GOAL OF THE EXERCISE: Copy out every line of the entries below verbatim, leaving out the picture placeholders.
_ _ _ _ _
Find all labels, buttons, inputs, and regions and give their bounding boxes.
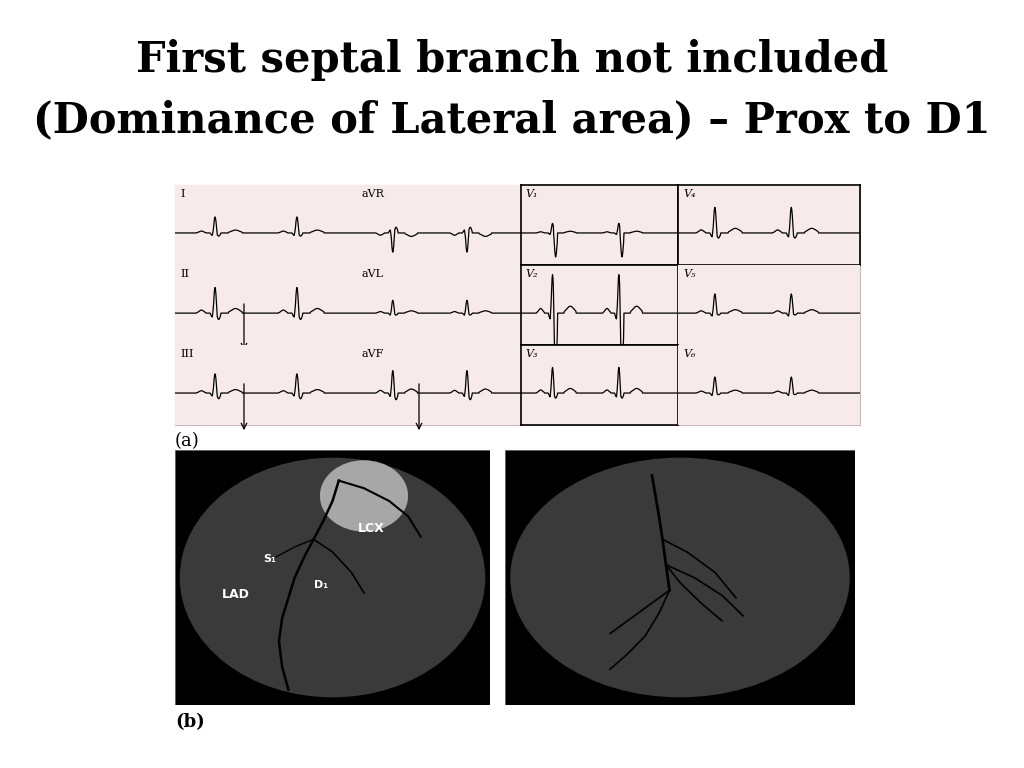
Text: aVL: aVL <box>361 269 383 279</box>
Text: LCX: LCX <box>357 521 384 535</box>
Bar <box>175 185 860 425</box>
Text: (b): (b) <box>175 713 205 731</box>
Text: V₄: V₄ <box>684 189 696 199</box>
Text: (Dominance of Lateral area) – Prox to D1: (Dominance of Lateral area) – Prox to D1 <box>33 99 991 141</box>
Ellipse shape <box>510 458 850 697</box>
Text: LAD: LAD <box>222 588 250 601</box>
Ellipse shape <box>180 458 485 697</box>
Text: V₃: V₃ <box>525 349 539 359</box>
Text: V₁: V₁ <box>525 189 539 199</box>
Text: V₅: V₅ <box>684 269 696 279</box>
Text: III: III <box>180 349 194 359</box>
Text: D₁: D₁ <box>313 580 328 590</box>
Text: II: II <box>180 269 189 279</box>
Text: (a): (a) <box>175 432 200 450</box>
Text: aVF: aVF <box>361 349 384 359</box>
Text: First septal branch not included: First septal branch not included <box>136 39 888 81</box>
Text: V₂: V₂ <box>525 269 539 279</box>
Text: S₁: S₁ <box>263 554 276 564</box>
Ellipse shape <box>319 460 409 531</box>
Text: V₆: V₆ <box>684 349 696 359</box>
Text: aVR: aVR <box>361 189 384 199</box>
Text: I: I <box>180 189 185 199</box>
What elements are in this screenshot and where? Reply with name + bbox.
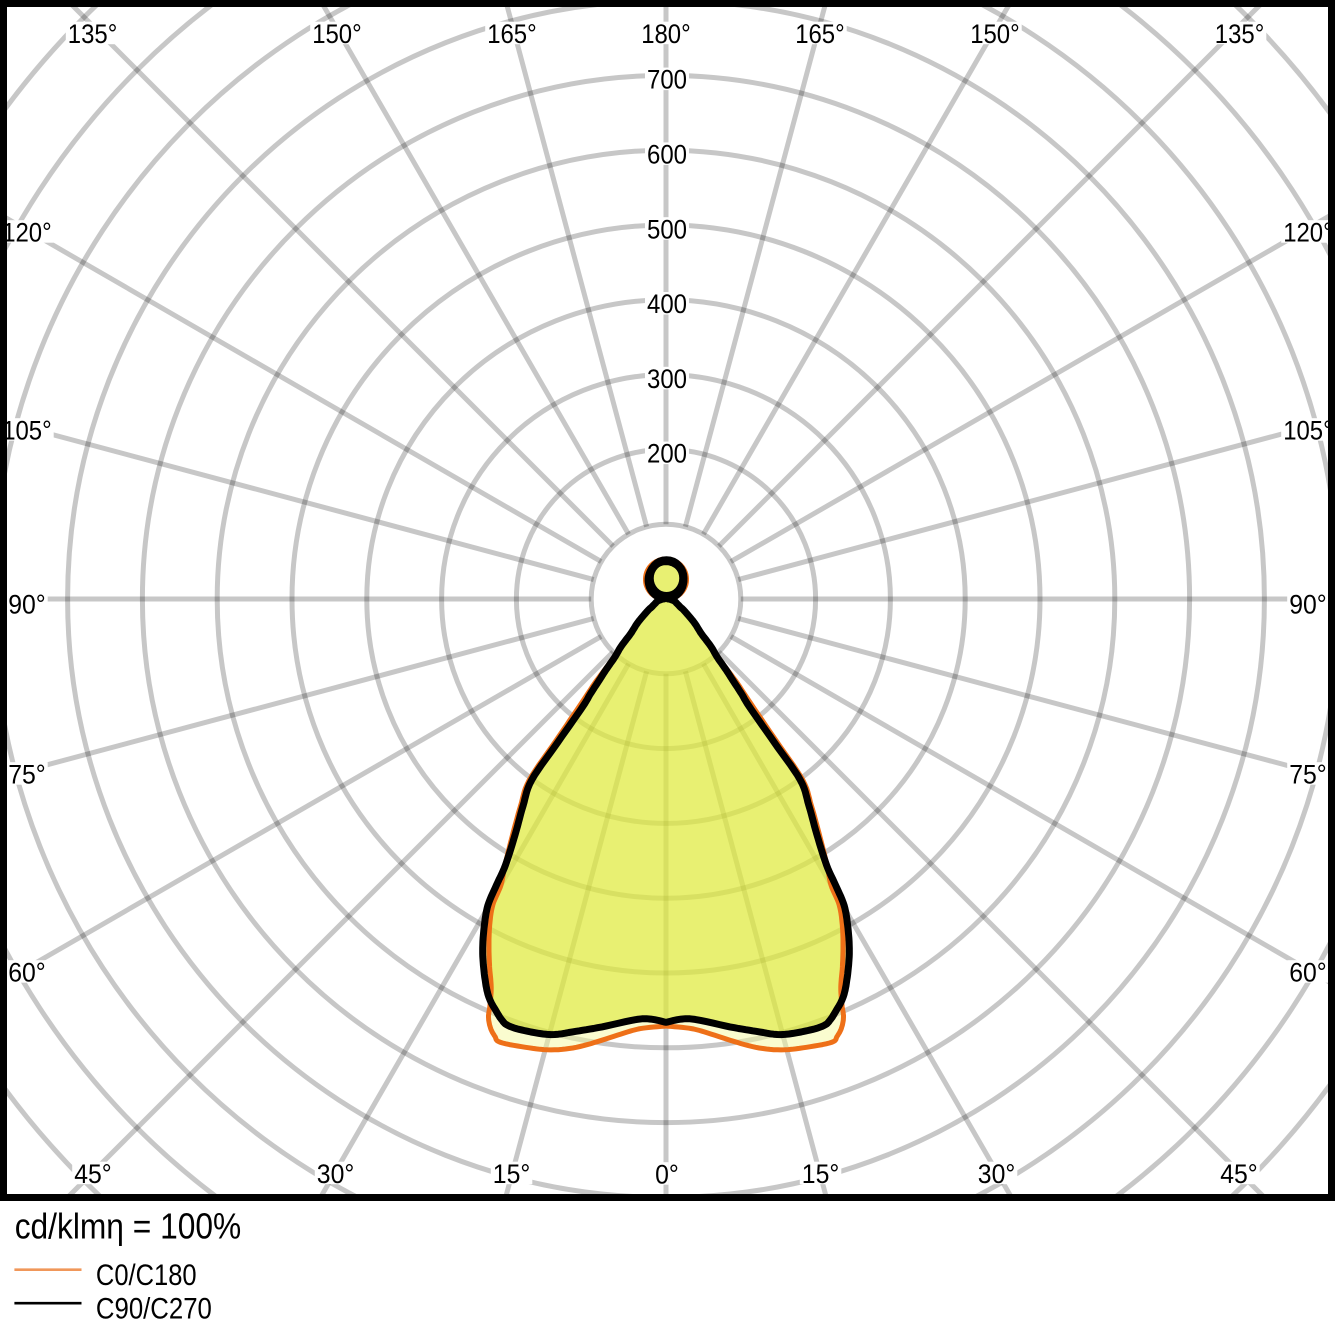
svg-text:135°: 135°: [1215, 19, 1265, 49]
svg-text:60°: 60°: [8, 957, 46, 987]
svg-text:200: 200: [647, 439, 687, 469]
svg-text:15°: 15°: [802, 1159, 840, 1189]
svg-text:C0/C180: C0/C180: [96, 1259, 197, 1292]
svg-text:15°: 15°: [493, 1159, 531, 1189]
svg-text:300: 300: [647, 364, 687, 394]
svg-text:120°: 120°: [1283, 217, 1333, 247]
svg-text:30°: 30°: [317, 1159, 355, 1189]
svg-text:600: 600: [647, 140, 687, 170]
svg-text:700: 700: [647, 65, 687, 95]
svg-text:180°: 180°: [641, 19, 691, 49]
svg-text:45°: 45°: [1220, 1159, 1258, 1189]
svg-text:30°: 30°: [978, 1159, 1016, 1189]
svg-text:105°: 105°: [1283, 415, 1333, 445]
svg-text:500: 500: [647, 214, 687, 244]
svg-text:165°: 165°: [795, 19, 845, 49]
svg-text:90°: 90°: [8, 589, 46, 619]
svg-text:cd/klmη = 100%: cd/klmη = 100%: [15, 1206, 242, 1247]
svg-text:75°: 75°: [1289, 759, 1327, 789]
svg-text:75°: 75°: [8, 759, 46, 789]
svg-text:165°: 165°: [487, 19, 537, 49]
svg-text:135°: 135°: [68, 19, 118, 49]
svg-text:150°: 150°: [312, 19, 362, 49]
svg-text:C90/C270: C90/C270: [96, 1292, 212, 1325]
svg-text:120°: 120°: [2, 217, 52, 247]
svg-text:400: 400: [647, 289, 687, 319]
svg-text:0°: 0°: [655, 1159, 679, 1189]
svg-text:45°: 45°: [74, 1159, 112, 1189]
svg-text:105°: 105°: [2, 415, 52, 445]
svg-text:150°: 150°: [970, 19, 1020, 49]
svg-text:90°: 90°: [1289, 589, 1327, 619]
svg-text:60°: 60°: [1289, 957, 1327, 987]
_ _ _ _ _
SOLUTION TO THIS PROBLEM:
Find all labels, buttons, inputs, and regions and give their bounding boxes.
Text: aVL: aVL <box>361 269 383 279</box>
Text: LCX: LCX <box>357 521 384 535</box>
Bar <box>175 185 860 425</box>
Text: (b): (b) <box>175 713 205 731</box>
Text: V₄: V₄ <box>684 189 696 199</box>
Text: (Dominance of Lateral area) – Prox to D1: (Dominance of Lateral area) – Prox to D1 <box>33 99 991 141</box>
Ellipse shape <box>510 458 850 697</box>
Text: LAD: LAD <box>222 588 250 601</box>
Ellipse shape <box>180 458 485 697</box>
Text: V₃: V₃ <box>525 349 539 359</box>
Text: V₁: V₁ <box>525 189 539 199</box>
Text: V₅: V₅ <box>684 269 696 279</box>
Text: III: III <box>180 349 194 359</box>
Text: D₁: D₁ <box>313 580 328 590</box>
Text: II: II <box>180 269 189 279</box>
Text: (a): (a) <box>175 432 200 450</box>
Text: aVF: aVF <box>361 349 384 359</box>
Text: First septal branch not included: First septal branch not included <box>136 39 888 81</box>
Text: V₂: V₂ <box>525 269 539 279</box>
Text: S₁: S₁ <box>263 554 276 564</box>
Ellipse shape <box>319 460 409 531</box>
Text: V₆: V₆ <box>684 349 696 359</box>
Text: aVR: aVR <box>361 189 384 199</box>
Text: I: I <box>180 189 185 199</box>
What elements are in this screenshot and where? Reply with name + bbox.
svg-text:135°: 135°: [1215, 19, 1265, 49]
svg-text:60°: 60°: [8, 957, 46, 987]
svg-text:200: 200: [647, 439, 687, 469]
svg-text:15°: 15°: [802, 1159, 840, 1189]
svg-text:C0/C180: C0/C180: [96, 1259, 197, 1292]
svg-text:15°: 15°: [493, 1159, 531, 1189]
svg-text:300: 300: [647, 364, 687, 394]
svg-text:120°: 120°: [1283, 217, 1333, 247]
svg-text:30°: 30°: [317, 1159, 355, 1189]
svg-text:600: 600: [647, 140, 687, 170]
svg-text:700: 700: [647, 65, 687, 95]
svg-text:180°: 180°: [641, 19, 691, 49]
svg-text:45°: 45°: [1220, 1159, 1258, 1189]
svg-text:30°: 30°: [978, 1159, 1016, 1189]
svg-text:105°: 105°: [1283, 415, 1333, 445]
svg-text:500: 500: [647, 214, 687, 244]
svg-text:165°: 165°: [795, 19, 845, 49]
svg-text:90°: 90°: [8, 589, 46, 619]
svg-text:cd/klmη = 100%: cd/klmη = 100%: [15, 1206, 242, 1247]
svg-text:75°: 75°: [1289, 759, 1327, 789]
svg-text:75°: 75°: [8, 759, 46, 789]
svg-text:165°: 165°: [487, 19, 537, 49]
svg-text:135°: 135°: [68, 19, 118, 49]
svg-text:150°: 150°: [312, 19, 362, 49]
svg-text:C90/C270: C90/C270: [96, 1292, 212, 1325]
svg-text:120°: 120°: [2, 217, 52, 247]
svg-text:400: 400: [647, 289, 687, 319]
svg-text:0°: 0°: [655, 1159, 679, 1189]
svg-text:45°: 45°: [74, 1159, 112, 1189]
svg-text:105°: 105°: [2, 415, 52, 445]
svg-text:150°: 150°: [970, 19, 1020, 49]
svg-text:90°: 90°: [1289, 589, 1327, 619]
svg-text:60°: 60°: [1289, 957, 1327, 987]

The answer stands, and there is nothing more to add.